Fried Rice
Fried Rice

Reputation: 3713

Handle Java socket concurrency

I am building a server that sends data via a single TCP socket for each user every 2 seconds and on a separate thread. There are also special events occasionally sent along side with the regular data. Sometimes, data in multiple packets would mix up so I created a queue to make sure it does not happen. However, the issue is still there, is my approach not correct or is there something wrong with my code?

    protected void sendData (byte[] data) {
        if (isSendingData) {
            dataQueue.add(data);
            return;
        }

        isSendingData = true;
        Thread sendThread = new Thread() {
            public void run () {
                try {
                    BufferedOutputStream outStream = new BufferedOutputStream(connectionSocket.getOutputStream());
                    outStream.write(data);
                    outStream.flush();

                    // check queue, if there are data, send
                    byte[] moreData = null;
                    if (dataQueue.size() > 0) {
                        moreData = dataQueue.remove(0);
                    }
                    isSendingData = false;
                    if (moreData != null) {
                        sendData(moreData);
                    }
                }
                catch (Exception e) {
                    System.out.println ("Error sending data to peripheral: " + e);
                    isSendingData = false;
                }
            }
        };

        sendThread.start ();
    }

Upvotes: 0

Views: 568

Answers (2)

user207421
user207421

Reputation: 310884

I would do this completely differently. You don't want arbitrarily long queues in your application.

  • Have your hearbeat thread synchronize on the socket when sending the heartbeat.
  • Don't have it sending anything else.
  • Get rid of the queue, isSendingData, etc.
  • Have your main application synchronize on the socket when it wants to send, and just send whenever it needs to.
  • Use the same BufferedOutputStream or BufferedWriter for all sending, and flush it after each send.

Upvotes: 1

Marko Topolnik
Marko Topolnik

Reputation: 200148

The proper idiom to remove concurrency issues using a queue is to have a long-lived thread run an infinite loop which takes elements from the queue and processes them. Typically you'll use a blocking queue so that on each iteration the thread goes to sleep until there is an item to process.

================================

▶ Task A
Can you retype the Java socket post from "Reputation: 3713" up to and including "with my code?"?
▶ Task B
Which usernames appear in the Java socket post?
The rows that come next have nothing to do with the Java socket post.

================================

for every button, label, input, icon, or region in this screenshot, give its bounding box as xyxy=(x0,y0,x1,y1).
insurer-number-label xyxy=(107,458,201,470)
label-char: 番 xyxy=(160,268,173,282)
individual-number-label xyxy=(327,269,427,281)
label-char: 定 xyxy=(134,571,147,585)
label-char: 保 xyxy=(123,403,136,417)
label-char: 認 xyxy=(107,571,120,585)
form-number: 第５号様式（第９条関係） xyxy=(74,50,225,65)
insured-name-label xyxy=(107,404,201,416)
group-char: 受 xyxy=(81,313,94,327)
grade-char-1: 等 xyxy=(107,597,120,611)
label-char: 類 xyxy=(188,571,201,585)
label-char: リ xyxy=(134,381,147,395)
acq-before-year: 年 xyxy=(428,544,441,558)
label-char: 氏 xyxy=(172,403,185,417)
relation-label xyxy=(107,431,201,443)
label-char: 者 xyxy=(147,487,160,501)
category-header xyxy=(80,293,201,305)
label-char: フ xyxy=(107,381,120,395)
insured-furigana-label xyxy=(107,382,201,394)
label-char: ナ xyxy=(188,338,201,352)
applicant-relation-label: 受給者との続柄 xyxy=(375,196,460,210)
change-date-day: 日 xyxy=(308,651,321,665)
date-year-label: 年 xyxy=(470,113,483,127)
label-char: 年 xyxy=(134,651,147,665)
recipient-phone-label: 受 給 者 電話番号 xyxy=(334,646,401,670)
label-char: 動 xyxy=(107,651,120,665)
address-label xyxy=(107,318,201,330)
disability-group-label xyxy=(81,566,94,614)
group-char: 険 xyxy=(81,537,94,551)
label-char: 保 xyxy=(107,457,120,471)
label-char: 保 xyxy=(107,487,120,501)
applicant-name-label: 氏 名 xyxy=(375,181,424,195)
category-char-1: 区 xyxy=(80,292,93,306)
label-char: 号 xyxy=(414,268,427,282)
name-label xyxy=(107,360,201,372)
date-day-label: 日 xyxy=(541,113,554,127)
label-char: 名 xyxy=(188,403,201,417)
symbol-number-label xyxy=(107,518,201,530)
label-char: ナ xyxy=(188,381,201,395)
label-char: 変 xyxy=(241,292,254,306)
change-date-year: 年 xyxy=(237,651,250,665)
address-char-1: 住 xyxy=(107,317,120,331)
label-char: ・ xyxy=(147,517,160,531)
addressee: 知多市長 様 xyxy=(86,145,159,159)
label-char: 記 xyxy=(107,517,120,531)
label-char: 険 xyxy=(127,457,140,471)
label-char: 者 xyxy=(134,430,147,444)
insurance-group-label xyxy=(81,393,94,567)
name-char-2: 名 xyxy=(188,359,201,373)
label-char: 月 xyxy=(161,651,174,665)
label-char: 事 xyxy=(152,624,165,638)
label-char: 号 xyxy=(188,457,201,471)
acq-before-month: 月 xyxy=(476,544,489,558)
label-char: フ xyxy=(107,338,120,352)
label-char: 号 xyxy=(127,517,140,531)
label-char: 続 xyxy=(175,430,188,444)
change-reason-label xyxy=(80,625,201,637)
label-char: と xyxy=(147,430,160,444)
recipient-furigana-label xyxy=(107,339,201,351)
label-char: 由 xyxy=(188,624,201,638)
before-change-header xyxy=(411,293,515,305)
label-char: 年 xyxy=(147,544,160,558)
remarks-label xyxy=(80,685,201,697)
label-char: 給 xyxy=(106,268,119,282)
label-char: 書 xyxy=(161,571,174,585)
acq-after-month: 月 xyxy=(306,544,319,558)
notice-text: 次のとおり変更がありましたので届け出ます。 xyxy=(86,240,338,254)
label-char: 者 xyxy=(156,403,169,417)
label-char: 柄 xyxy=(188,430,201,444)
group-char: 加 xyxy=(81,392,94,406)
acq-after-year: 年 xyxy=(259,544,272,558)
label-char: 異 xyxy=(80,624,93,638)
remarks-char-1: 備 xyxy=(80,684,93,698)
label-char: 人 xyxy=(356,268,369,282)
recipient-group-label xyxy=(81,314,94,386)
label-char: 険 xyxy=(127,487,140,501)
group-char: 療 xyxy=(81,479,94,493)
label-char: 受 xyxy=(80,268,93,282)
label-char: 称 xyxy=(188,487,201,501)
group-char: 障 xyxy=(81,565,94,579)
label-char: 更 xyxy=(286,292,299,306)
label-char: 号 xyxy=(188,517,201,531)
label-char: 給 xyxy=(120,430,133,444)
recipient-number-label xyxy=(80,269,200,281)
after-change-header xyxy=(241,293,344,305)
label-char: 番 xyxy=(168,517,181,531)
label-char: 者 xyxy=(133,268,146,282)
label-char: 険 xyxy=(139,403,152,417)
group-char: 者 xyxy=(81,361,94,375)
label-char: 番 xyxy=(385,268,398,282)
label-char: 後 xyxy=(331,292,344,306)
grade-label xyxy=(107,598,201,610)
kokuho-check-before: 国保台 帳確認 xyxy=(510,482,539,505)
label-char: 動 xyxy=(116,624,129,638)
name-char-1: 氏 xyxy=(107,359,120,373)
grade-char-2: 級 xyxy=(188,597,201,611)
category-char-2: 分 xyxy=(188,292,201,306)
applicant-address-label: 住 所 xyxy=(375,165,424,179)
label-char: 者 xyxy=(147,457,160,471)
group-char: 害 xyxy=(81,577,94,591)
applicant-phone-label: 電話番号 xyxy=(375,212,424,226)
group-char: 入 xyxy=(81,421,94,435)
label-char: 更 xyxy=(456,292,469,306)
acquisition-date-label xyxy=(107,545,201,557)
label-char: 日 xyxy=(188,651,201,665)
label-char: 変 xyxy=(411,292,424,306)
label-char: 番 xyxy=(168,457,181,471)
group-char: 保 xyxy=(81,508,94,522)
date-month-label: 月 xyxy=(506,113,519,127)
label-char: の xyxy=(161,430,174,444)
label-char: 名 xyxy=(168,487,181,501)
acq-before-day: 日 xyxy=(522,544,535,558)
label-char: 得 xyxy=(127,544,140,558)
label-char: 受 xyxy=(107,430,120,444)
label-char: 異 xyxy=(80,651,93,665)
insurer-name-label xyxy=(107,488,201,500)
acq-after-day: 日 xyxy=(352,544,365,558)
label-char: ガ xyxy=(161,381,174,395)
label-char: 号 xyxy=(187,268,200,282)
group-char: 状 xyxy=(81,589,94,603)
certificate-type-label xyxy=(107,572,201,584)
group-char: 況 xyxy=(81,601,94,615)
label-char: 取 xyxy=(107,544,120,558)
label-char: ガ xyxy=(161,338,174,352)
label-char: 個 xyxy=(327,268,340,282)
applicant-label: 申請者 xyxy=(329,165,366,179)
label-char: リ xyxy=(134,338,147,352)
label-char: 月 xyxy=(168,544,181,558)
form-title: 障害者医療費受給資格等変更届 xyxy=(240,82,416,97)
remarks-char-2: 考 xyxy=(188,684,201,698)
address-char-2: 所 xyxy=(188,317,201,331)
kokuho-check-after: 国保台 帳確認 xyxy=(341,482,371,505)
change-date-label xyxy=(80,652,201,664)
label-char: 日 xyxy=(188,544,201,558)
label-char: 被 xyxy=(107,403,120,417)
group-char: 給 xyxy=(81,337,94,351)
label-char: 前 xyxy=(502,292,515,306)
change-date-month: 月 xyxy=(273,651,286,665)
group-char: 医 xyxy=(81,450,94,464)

================================

▶ Expected output A
Reputation: 3713

Handle Java socket concurrency

I am building a server that sends data via a single TCP socket for each user every 2 seconds and on a separate thread. There are also special events occasionally sent along side with the regular data. Sometimes, data in multiple packets would mix up so I created a queue to make sure it does not happen. However, the issue is still there, is my approach not correct or is there something wrong with my code?

▶ Expected output B
Fried Rice
user207421
Marko Topolnik